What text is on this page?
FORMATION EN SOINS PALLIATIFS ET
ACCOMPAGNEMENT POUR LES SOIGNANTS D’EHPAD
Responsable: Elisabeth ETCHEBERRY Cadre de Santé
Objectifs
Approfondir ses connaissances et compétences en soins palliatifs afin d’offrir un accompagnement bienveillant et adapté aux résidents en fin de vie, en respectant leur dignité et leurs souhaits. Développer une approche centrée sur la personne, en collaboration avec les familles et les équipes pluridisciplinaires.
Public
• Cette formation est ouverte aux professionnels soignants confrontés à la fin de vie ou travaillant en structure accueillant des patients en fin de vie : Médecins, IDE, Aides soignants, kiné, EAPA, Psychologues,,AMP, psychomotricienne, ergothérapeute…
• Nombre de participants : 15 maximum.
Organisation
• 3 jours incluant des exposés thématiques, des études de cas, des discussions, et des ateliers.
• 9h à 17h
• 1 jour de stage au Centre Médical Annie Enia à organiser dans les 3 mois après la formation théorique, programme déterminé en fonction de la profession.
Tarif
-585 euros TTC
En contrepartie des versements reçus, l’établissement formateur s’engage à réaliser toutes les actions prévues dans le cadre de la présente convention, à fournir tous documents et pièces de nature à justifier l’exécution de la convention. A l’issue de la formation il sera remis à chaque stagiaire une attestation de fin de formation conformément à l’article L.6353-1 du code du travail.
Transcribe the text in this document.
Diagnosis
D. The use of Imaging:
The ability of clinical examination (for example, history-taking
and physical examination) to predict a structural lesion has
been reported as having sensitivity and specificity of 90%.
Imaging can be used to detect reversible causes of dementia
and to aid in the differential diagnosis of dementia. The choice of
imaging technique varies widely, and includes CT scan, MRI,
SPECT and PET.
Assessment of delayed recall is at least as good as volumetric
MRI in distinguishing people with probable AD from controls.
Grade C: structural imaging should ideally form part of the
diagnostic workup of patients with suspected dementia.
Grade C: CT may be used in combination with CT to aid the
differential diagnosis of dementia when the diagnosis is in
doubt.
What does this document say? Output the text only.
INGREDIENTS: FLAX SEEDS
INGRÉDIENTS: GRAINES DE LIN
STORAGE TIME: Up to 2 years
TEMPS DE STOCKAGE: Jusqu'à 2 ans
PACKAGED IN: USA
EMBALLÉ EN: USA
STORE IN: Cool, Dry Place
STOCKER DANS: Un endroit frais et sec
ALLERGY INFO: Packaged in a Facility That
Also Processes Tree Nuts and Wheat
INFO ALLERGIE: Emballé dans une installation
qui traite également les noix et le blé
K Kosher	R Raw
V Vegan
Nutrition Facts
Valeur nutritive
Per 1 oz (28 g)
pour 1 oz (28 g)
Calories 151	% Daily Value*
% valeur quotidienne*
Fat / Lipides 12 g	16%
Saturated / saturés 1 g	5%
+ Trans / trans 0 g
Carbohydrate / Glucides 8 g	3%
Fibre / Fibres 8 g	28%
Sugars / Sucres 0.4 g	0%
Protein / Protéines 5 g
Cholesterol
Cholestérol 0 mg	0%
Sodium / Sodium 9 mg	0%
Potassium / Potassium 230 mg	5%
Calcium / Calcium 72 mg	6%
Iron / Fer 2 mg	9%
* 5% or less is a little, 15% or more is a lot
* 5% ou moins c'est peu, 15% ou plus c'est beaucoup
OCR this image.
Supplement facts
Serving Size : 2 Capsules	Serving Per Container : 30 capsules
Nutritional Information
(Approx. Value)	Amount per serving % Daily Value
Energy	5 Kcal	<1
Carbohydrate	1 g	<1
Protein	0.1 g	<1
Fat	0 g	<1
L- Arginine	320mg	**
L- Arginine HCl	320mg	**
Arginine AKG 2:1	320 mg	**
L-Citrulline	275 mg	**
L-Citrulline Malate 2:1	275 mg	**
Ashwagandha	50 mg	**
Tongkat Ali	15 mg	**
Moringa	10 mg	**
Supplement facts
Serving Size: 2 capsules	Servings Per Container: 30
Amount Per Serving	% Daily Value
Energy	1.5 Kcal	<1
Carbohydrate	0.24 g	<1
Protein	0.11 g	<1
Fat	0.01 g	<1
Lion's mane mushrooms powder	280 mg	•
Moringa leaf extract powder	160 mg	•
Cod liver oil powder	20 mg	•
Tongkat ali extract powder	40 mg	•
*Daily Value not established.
◇ ◇ ◇
• Exercise aim: Locate the lines above that hold the word "Tongkat". Show every one of them.

• Answer to this exercise:
Tongkat Ali	15 mg	**
Tongkat ali extract powder	40 mg	•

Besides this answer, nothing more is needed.